Collection entries
____
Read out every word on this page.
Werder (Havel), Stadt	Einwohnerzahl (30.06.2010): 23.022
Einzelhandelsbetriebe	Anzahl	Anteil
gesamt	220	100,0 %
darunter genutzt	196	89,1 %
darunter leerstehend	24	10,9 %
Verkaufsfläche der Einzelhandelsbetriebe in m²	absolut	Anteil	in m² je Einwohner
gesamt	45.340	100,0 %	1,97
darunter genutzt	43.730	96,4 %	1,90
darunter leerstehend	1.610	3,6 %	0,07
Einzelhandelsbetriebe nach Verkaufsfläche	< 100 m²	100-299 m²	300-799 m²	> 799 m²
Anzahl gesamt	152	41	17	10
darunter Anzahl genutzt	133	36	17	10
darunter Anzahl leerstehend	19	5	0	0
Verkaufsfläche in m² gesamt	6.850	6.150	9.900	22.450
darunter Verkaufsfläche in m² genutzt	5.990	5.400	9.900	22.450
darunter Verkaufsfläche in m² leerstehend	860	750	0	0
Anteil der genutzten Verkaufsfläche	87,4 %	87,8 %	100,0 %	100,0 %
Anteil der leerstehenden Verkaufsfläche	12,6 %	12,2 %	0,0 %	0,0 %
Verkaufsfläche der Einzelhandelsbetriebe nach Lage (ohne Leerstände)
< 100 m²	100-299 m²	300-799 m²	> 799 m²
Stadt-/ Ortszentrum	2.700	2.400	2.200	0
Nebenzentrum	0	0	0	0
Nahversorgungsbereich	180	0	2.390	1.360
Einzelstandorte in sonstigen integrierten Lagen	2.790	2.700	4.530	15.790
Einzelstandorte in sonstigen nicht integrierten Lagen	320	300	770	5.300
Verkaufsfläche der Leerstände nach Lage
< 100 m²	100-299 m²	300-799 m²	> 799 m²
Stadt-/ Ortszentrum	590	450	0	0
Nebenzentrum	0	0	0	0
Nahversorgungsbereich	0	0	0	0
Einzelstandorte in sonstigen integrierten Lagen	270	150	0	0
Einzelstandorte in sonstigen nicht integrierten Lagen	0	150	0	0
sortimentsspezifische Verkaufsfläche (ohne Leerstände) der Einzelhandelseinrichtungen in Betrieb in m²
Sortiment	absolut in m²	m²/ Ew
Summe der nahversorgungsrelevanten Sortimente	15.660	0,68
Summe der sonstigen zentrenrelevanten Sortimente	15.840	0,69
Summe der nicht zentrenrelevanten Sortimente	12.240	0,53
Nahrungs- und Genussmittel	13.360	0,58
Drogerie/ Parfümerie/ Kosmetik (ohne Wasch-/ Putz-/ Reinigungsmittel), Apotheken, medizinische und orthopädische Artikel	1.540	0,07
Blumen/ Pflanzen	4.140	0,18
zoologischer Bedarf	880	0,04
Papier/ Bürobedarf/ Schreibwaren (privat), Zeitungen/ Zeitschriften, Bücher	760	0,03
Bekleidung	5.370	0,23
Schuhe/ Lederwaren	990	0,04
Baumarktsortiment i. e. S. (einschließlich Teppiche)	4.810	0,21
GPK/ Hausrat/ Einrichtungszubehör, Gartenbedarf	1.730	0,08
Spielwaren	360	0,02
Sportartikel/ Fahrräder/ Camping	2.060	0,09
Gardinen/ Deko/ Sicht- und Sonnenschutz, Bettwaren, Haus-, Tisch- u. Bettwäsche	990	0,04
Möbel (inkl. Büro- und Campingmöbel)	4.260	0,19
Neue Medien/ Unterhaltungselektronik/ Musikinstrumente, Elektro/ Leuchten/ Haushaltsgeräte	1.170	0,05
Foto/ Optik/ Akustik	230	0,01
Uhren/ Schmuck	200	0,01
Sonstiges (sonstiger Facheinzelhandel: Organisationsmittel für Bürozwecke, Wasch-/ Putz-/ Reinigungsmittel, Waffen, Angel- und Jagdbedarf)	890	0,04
____
Locate the word "Summe" in the data above. Copy every line carrying it.

*The reply:*
Summe der nahversorgungsrelevanten Sortimente	15.660	0,68
Summe der sonstigen zentrenrelevanten Sortimente	15.840	0,69
Summe der nicht zentrenrelevanten Sortimente	12.240	0,53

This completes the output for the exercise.